• **AIM**:
List every line below containing "this".

---------- ENTRIES

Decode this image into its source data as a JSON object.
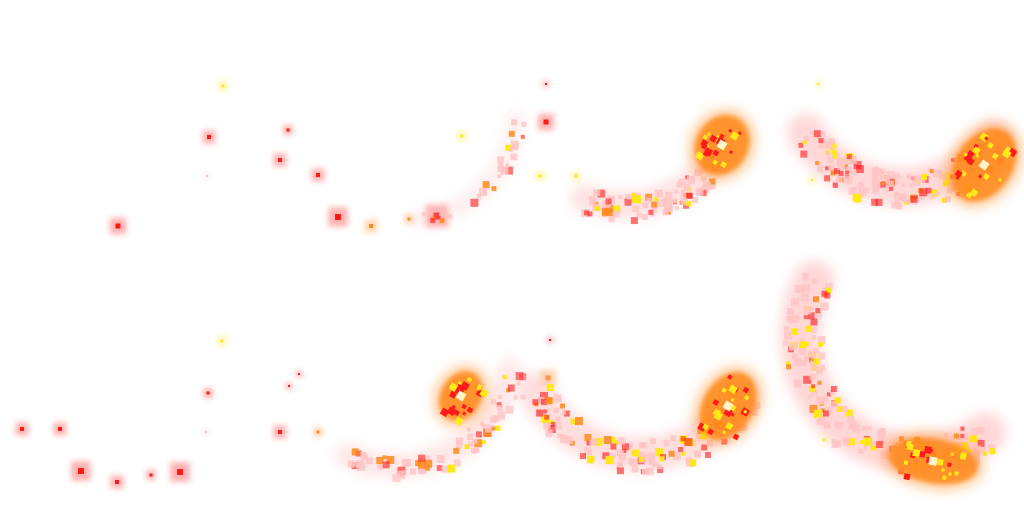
{
  "sprite_sheet": {
    "description_free": true,
    "grid": {
      "rows": 2,
      "columns": 4
    },
    "colors": {
      "background": "#ffffff",
      "ember_red": "#ff1a1a",
      "ember_orange": "#ff8a1e",
      "ember_yellow": "#ffe81a",
      "glow_pink": "#ffc4c4",
      "core_white": "#fff6c8"
    },
    "frames": [
      {
        "id": "row1-frame1",
        "stage": 1,
        "row": 1,
        "column": 1
      },
      {
        "id": "row1-frame2",
        "stage": 2,
        "row": 1,
        "column": 2
      },
      {
        "id": "row1-frame3",
        "stage": 3,
        "row": 1,
        "column": 3
      },
      {
        "id": "row1-frame4",
        "stage": 4,
        "row": 1,
        "column": 4
      },
      {
        "id": "row2-frame1",
        "stage": 1,
        "row": 2,
        "column": 1
      },
      {
        "id": "row2-frame2",
        "stage": 2,
        "row": 2,
        "column": 2
      },
      {
        "id": "row2-frame3",
        "stage": 3,
        "row": 2,
        "column": 3
      },
      {
        "id": "row2-frame4",
        "stage": 4,
        "row": 2,
        "column": 4
      }
    ]
  }
}
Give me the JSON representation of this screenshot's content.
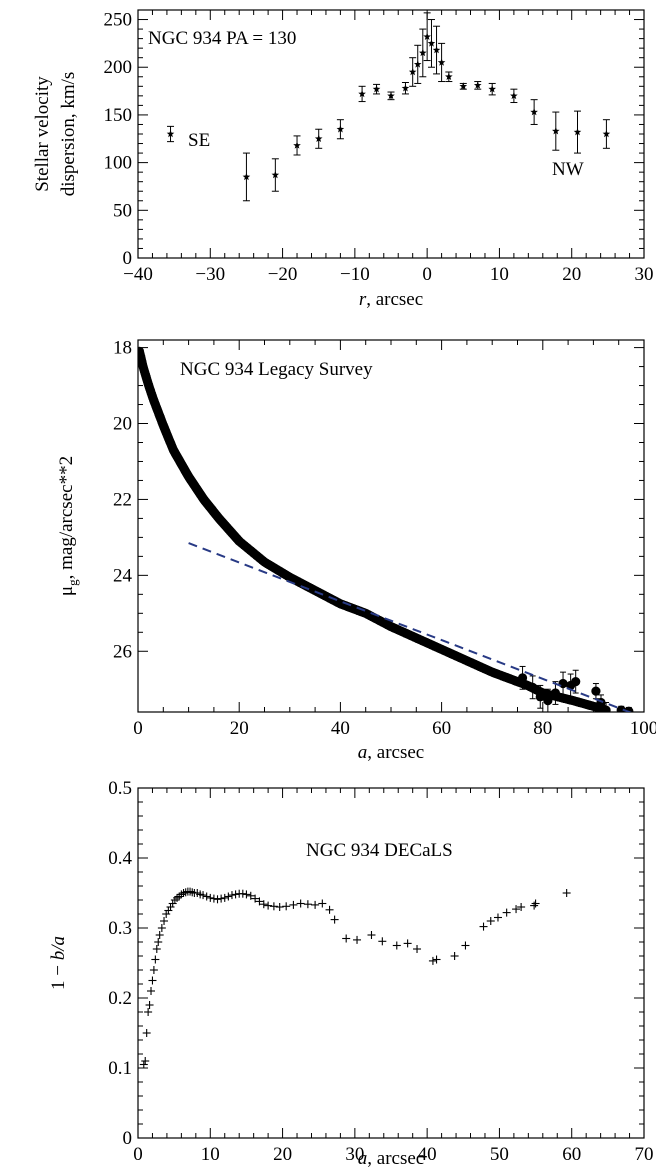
{
  "chart_data": [
    {
      "type": "scatter",
      "title": "",
      "annotations": [
        "NGC 934 PA = 130",
        "SE",
        "NW"
      ],
      "xlabel_italic": "r",
      "xlabel_rest": ", arcsec",
      "ylabel_line1": "Stellar velocity",
      "ylabel_line2": "dispersion, km/s",
      "xlim": [
        -40,
        30
      ],
      "ylim": [
        0,
        260
      ],
      "xticks": [
        -40,
        -30,
        -20,
        -10,
        0,
        10,
        20,
        30
      ],
      "yticks": [
        0,
        50,
        100,
        150,
        200,
        250
      ],
      "series": [
        {
          "marker": "star",
          "points": [
            {
              "x": -35.5,
              "y": 130,
              "err": 8
            },
            {
              "x": -25,
              "y": 85,
              "err": 25
            },
            {
              "x": -21,
              "y": 87,
              "err": 17
            },
            {
              "x": -18,
              "y": 118,
              "err": 10
            },
            {
              "x": -15,
              "y": 125,
              "err": 10
            },
            {
              "x": -12,
              "y": 135,
              "err": 10
            },
            {
              "x": -9,
              "y": 172,
              "err": 8
            },
            {
              "x": -7,
              "y": 177,
              "err": 5
            },
            {
              "x": -5,
              "y": 170,
              "err": 4
            },
            {
              "x": -3,
              "y": 178,
              "err": 6
            },
            {
              "x": -2,
              "y": 195,
              "err": 15
            },
            {
              "x": -1.3,
              "y": 203,
              "err": 20
            },
            {
              "x": -0.6,
              "y": 215,
              "err": 25
            },
            {
              "x": 0,
              "y": 232,
              "err": 25
            },
            {
              "x": 0.6,
              "y": 225,
              "err": 25
            },
            {
              "x": 1.3,
              "y": 218,
              "err": 25
            },
            {
              "x": 2,
              "y": 205,
              "err": 20
            },
            {
              "x": 3,
              "y": 190,
              "err": 5
            },
            {
              "x": 5,
              "y": 180,
              "err": 3
            },
            {
              "x": 7,
              "y": 181,
              "err": 4
            },
            {
              "x": 9,
              "y": 177,
              "err": 6
            },
            {
              "x": 12,
              "y": 170,
              "err": 7
            },
            {
              "x": 14.8,
              "y": 153,
              "err": 13
            },
            {
              "x": 17.8,
              "y": 133,
              "err": 20
            },
            {
              "x": 20.8,
              "y": 132,
              "err": 22
            },
            {
              "x": 24.8,
              "y": 130,
              "err": 15
            }
          ]
        }
      ]
    },
    {
      "type": "scatter",
      "title": "",
      "annotations": [
        "NGC 934 Legacy Survey"
      ],
      "xlabel_italic": "a",
      "xlabel_rest": ", arcsec",
      "ylabel_mu": "μ",
      "ylabel_sub": "g",
      "ylabel_rest": ", mag/arcsec**2",
      "xlim": [
        0,
        100
      ],
      "ylim": [
        27.6,
        17.8
      ],
      "xticks": [
        0,
        20,
        40,
        60,
        80,
        100
      ],
      "yticks": [
        18,
        20,
        22,
        24,
        26
      ],
      "profile": {
        "description_points": [
          [
            0.3,
            18.1
          ],
          [
            1,
            18.5
          ],
          [
            2,
            18.95
          ],
          [
            3,
            19.35
          ],
          [
            5,
            20.05
          ],
          [
            7,
            20.7
          ],
          [
            10,
            21.4
          ],
          [
            13,
            22.0
          ],
          [
            16,
            22.5
          ],
          [
            20,
            23.1
          ],
          [
            25,
            23.65
          ],
          [
            30,
            24.05
          ],
          [
            35,
            24.4
          ],
          [
            40,
            24.75
          ],
          [
            45,
            25.0
          ],
          [
            50,
            25.35
          ],
          [
            55,
            25.65
          ],
          [
            60,
            25.95
          ],
          [
            65,
            26.25
          ],
          [
            70,
            26.55
          ],
          [
            75,
            26.8
          ],
          [
            77,
            26.9
          ],
          [
            80,
            27.1
          ],
          [
            83,
            27.2
          ],
          [
            86,
            27.3
          ],
          [
            90,
            27.45
          ],
          [
            93,
            27.55
          ],
          [
            96,
            27.58
          ],
          [
            100,
            27.6
          ]
        ],
        "scatter_points": [
          {
            "x": 76,
            "y": 26.7,
            "err": 0.3
          },
          {
            "x": 78,
            "y": 26.95,
            "err": 0.3
          },
          {
            "x": 79.5,
            "y": 27.2,
            "err": 0.3
          },
          {
            "x": 81,
            "y": 27.3,
            "err": 0.3
          },
          {
            "x": 82.5,
            "y": 27.1,
            "err": 0.3
          },
          {
            "x": 84,
            "y": 26.85,
            "err": 0.3
          },
          {
            "x": 85.5,
            "y": 26.9,
            "err": 0.3
          },
          {
            "x": 86.5,
            "y": 26.8,
            "err": 0.3
          },
          {
            "x": 90.5,
            "y": 27.05,
            "err": 0.2
          },
          {
            "x": 91.5,
            "y": 27.35,
            "err": 0.2
          },
          {
            "x": 92.5,
            "y": 27.55,
            "err": 0.2
          },
          {
            "x": 95.5,
            "y": 27.55,
            "err": 0.1
          },
          {
            "x": 97,
            "y": 27.58,
            "err": 0.1
          }
        ]
      },
      "fit_line": {
        "x": [
          10,
          100
        ],
        "y": [
          23.15,
          27.75
        ],
        "color": "#283a85",
        "style": "dashed"
      }
    },
    {
      "type": "scatter",
      "title": "",
      "annotations": [
        "NGC 934 DECaLS"
      ],
      "xlabel_italic": "a",
      "xlabel_rest": ", arcsec",
      "ylabel_pre": "1 − ",
      "ylabel_italic": "b/a",
      "xlim": [
        0,
        70
      ],
      "ylim": [
        0,
        0.5
      ],
      "xticks": [
        0,
        10,
        20,
        30,
        40,
        50,
        60,
        70
      ],
      "yticks": [
        0,
        0.1,
        0.2,
        0.3,
        0.4,
        0.5
      ],
      "series": [
        {
          "marker": "plus",
          "points": [
            [
              0.8,
              0.105
            ],
            [
              1.0,
              0.11
            ],
            [
              1.2,
              0.15
            ],
            [
              1.4,
              0.18
            ],
            [
              1.6,
              0.19
            ],
            [
              1.8,
              0.21
            ],
            [
              2.0,
              0.225
            ],
            [
              2.2,
              0.24
            ],
            [
              2.4,
              0.255
            ],
            [
              2.6,
              0.27
            ],
            [
              2.8,
              0.28
            ],
            [
              3.0,
              0.29
            ],
            [
              3.3,
              0.3
            ],
            [
              3.6,
              0.31
            ],
            [
              3.9,
              0.32
            ],
            [
              4.2,
              0.325
            ],
            [
              4.5,
              0.33
            ],
            [
              4.8,
              0.335
            ],
            [
              5.1,
              0.34
            ],
            [
              5.4,
              0.343
            ],
            [
              5.7,
              0.345
            ],
            [
              6.0,
              0.348
            ],
            [
              6.3,
              0.35
            ],
            [
              6.6,
              0.351
            ],
            [
              6.9,
              0.352
            ],
            [
              7.2,
              0.352
            ],
            [
              7.5,
              0.351
            ],
            [
              7.8,
              0.35
            ],
            [
              8.2,
              0.35
            ],
            [
              8.6,
              0.348
            ],
            [
              9.0,
              0.347
            ],
            [
              9.5,
              0.345
            ],
            [
              10.0,
              0.343
            ],
            [
              10.5,
              0.342
            ],
            [
              11.0,
              0.341
            ],
            [
              11.5,
              0.342
            ],
            [
              12.0,
              0.343
            ],
            [
              12.5,
              0.345
            ],
            [
              13.0,
              0.347
            ],
            [
              13.5,
              0.348
            ],
            [
              14.0,
              0.349
            ],
            [
              14.5,
              0.349
            ],
            [
              15.0,
              0.348
            ],
            [
              15.6,
              0.346
            ],
            [
              16.2,
              0.342
            ],
            [
              16.8,
              0.338
            ],
            [
              17.4,
              0.334
            ],
            [
              18.0,
              0.332
            ],
            [
              18.8,
              0.331
            ],
            [
              19.6,
              0.33
            ],
            [
              20.5,
              0.331
            ],
            [
              21.5,
              0.333
            ],
            [
              22.5,
              0.335
            ],
            [
              23.5,
              0.334
            ],
            [
              24.5,
              0.333
            ],
            [
              25.5,
              0.335
            ],
            [
              26.5,
              0.326
            ],
            [
              27.2,
              0.312
            ],
            [
              28.8,
              0.285
            ],
            [
              30.3,
              0.283
            ],
            [
              32.3,
              0.29
            ],
            [
              33.8,
              0.281
            ],
            [
              35.8,
              0.275
            ],
            [
              37.3,
              0.278
            ],
            [
              38.6,
              0.27
            ],
            [
              40.8,
              0.253
            ],
            [
              41.3,
              0.255
            ],
            [
              43.8,
              0.26
            ],
            [
              45.3,
              0.275
            ],
            [
              47.8,
              0.302
            ],
            [
              48.8,
              0.31
            ],
            [
              49.8,
              0.315
            ],
            [
              51.0,
              0.322
            ],
            [
              52.3,
              0.327
            ],
            [
              53.0,
              0.33
            ],
            [
              54.8,
              0.332
            ],
            [
              55.0,
              0.335
            ],
            [
              59.3,
              0.35
            ]
          ]
        }
      ]
    }
  ]
}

--------------------

• **SOLVED PROBLEM**:
Decode this image into its source data as a JSON object.
Give me the JSON representation of this screenshot's content.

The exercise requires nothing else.